About this task
Below are entries; work out how many of their lines include the string "collection", and reply with the number only.

☆ ☆ ☆ ☆ ☆

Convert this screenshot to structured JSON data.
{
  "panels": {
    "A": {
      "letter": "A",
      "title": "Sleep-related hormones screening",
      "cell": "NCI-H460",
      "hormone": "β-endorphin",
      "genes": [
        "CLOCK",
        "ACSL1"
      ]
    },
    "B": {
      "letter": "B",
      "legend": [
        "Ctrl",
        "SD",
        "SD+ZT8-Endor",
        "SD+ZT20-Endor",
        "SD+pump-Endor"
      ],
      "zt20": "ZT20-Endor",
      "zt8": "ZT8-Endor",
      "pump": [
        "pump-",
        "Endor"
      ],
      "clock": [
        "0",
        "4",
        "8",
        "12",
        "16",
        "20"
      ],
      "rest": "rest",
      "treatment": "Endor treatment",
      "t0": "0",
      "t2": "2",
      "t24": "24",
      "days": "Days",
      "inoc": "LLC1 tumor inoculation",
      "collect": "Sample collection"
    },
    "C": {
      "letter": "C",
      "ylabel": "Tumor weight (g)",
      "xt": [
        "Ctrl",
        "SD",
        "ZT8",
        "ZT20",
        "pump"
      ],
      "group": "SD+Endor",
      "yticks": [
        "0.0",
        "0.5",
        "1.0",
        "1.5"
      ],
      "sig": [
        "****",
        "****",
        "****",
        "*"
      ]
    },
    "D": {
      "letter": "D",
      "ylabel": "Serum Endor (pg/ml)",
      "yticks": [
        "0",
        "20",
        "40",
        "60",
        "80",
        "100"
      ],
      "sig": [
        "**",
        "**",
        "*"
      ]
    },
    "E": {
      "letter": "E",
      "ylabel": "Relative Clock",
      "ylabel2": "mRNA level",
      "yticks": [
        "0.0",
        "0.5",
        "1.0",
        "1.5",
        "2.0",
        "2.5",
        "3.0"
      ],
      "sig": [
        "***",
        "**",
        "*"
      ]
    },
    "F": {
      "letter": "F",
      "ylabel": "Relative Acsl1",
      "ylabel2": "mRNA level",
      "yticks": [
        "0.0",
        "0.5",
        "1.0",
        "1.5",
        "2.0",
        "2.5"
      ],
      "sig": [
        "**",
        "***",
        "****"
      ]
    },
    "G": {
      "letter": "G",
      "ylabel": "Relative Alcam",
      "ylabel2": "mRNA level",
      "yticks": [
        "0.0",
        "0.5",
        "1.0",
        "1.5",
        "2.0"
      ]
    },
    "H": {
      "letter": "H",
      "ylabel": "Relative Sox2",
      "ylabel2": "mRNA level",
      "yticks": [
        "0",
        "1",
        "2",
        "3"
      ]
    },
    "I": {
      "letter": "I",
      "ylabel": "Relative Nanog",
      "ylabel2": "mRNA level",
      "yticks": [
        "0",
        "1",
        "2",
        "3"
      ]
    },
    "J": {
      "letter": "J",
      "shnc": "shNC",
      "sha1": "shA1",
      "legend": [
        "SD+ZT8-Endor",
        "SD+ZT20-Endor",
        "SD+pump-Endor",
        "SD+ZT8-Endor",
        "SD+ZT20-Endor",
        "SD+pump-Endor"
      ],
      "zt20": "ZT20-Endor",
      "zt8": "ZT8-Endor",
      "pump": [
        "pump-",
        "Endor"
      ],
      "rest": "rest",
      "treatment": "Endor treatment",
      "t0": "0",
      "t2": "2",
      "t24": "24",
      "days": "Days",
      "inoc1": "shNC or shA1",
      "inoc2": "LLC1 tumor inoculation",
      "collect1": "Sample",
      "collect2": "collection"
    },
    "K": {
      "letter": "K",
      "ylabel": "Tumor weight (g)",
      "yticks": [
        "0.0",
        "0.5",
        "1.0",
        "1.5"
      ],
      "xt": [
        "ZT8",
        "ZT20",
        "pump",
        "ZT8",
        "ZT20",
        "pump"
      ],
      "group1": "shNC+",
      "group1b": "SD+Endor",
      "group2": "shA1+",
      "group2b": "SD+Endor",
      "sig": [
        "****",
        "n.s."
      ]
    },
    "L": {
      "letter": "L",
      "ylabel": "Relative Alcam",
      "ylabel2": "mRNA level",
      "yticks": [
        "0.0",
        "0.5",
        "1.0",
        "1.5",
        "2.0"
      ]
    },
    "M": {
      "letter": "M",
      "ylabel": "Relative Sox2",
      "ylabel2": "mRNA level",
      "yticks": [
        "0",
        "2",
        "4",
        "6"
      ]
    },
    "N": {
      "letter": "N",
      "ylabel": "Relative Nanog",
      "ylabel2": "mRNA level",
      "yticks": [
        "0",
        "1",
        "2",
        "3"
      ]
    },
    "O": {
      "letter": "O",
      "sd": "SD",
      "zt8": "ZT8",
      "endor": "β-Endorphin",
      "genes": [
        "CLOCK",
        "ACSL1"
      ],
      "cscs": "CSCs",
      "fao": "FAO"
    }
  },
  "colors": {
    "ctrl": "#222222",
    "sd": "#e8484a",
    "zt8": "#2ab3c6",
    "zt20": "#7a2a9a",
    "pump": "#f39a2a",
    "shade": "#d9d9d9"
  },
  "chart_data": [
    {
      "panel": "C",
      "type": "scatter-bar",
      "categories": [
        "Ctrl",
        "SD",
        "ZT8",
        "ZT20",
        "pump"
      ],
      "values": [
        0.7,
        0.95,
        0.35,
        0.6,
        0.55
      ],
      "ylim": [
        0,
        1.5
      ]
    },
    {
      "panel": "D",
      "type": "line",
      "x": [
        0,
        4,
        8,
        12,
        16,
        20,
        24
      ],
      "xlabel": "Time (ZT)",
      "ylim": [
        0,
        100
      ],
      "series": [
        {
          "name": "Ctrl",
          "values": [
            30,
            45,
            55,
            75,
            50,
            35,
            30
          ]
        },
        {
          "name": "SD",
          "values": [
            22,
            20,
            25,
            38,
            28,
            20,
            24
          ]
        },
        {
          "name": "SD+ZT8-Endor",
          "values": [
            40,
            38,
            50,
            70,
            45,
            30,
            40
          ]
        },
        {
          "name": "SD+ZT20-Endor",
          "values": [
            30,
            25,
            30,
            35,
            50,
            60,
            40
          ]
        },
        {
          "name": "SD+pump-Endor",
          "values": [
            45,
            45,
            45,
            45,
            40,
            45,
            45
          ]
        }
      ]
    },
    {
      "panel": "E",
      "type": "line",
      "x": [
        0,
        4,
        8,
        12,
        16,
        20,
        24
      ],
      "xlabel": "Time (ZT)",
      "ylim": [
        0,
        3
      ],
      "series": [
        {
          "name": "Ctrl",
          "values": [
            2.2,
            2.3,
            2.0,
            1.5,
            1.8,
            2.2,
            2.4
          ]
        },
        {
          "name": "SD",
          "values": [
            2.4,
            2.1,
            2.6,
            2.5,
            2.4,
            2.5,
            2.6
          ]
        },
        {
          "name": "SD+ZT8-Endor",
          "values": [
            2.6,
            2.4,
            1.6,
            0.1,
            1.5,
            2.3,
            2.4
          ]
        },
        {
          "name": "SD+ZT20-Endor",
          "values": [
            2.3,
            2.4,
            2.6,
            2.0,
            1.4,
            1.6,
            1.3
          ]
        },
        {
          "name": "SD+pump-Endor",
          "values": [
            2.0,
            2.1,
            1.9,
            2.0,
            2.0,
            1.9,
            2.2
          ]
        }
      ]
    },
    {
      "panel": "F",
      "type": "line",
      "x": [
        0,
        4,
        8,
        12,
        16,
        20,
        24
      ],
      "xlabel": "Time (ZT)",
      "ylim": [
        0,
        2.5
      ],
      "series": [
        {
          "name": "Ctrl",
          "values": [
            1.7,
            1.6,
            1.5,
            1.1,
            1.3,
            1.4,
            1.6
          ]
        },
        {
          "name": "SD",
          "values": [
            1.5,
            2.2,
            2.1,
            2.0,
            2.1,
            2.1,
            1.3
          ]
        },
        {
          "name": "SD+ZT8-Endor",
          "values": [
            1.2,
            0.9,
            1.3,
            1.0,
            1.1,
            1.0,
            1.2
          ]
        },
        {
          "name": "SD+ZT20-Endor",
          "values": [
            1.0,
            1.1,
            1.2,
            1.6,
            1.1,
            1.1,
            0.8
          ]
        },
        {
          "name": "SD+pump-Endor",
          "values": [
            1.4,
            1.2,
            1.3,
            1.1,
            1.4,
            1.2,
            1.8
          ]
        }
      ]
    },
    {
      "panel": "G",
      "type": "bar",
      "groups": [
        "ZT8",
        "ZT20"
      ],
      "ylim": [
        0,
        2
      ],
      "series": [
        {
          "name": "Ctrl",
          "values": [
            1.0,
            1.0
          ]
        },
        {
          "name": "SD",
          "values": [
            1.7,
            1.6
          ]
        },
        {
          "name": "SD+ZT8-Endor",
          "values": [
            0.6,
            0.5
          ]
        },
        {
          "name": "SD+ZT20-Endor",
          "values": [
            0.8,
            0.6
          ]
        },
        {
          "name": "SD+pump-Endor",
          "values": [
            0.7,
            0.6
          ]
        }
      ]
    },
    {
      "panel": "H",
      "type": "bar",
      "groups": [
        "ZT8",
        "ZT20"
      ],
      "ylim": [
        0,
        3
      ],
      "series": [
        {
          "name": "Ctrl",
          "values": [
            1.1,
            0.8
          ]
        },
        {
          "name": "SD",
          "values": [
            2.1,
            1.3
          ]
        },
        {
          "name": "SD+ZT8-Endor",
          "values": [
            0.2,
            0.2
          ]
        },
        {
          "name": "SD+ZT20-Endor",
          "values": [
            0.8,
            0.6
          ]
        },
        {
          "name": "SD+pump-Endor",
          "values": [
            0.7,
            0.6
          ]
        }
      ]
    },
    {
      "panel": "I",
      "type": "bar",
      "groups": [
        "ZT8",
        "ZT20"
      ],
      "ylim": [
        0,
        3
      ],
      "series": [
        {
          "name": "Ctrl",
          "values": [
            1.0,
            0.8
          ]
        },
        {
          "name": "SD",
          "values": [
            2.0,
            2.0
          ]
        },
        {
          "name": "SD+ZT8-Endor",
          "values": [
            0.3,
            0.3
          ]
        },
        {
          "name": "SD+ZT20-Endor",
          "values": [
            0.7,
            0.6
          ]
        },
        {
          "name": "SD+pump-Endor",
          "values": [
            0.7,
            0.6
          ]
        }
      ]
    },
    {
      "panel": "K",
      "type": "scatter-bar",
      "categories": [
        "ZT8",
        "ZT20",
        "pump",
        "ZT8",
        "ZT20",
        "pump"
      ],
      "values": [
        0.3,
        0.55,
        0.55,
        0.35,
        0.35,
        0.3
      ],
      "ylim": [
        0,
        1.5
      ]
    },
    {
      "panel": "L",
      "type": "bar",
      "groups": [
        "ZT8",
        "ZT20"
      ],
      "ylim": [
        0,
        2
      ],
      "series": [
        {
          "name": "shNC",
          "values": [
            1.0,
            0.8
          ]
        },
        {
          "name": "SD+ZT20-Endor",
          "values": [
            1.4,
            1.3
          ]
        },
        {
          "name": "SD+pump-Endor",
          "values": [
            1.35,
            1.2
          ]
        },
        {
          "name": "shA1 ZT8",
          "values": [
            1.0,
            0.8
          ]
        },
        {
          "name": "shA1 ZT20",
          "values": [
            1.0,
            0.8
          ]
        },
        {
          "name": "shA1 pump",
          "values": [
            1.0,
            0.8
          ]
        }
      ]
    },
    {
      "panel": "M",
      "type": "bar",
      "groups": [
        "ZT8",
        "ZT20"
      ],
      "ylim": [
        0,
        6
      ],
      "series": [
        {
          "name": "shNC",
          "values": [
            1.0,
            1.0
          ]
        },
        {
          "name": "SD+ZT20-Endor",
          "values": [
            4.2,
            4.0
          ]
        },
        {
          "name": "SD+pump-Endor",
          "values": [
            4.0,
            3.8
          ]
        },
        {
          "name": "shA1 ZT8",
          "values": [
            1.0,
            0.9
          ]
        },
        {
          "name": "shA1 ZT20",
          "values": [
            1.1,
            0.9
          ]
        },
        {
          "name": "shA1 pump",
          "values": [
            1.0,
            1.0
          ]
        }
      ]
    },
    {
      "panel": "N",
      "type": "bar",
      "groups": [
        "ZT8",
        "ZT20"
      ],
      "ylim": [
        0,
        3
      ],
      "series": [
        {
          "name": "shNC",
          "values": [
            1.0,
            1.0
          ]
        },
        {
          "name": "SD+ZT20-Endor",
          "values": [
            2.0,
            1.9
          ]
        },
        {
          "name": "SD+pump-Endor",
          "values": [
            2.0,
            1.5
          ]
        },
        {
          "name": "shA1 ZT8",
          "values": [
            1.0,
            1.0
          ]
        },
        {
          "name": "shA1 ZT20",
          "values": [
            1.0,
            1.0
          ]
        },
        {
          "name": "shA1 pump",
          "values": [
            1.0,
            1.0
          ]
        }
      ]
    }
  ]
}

☆ ☆ ☆ ☆ ☆

Written response
2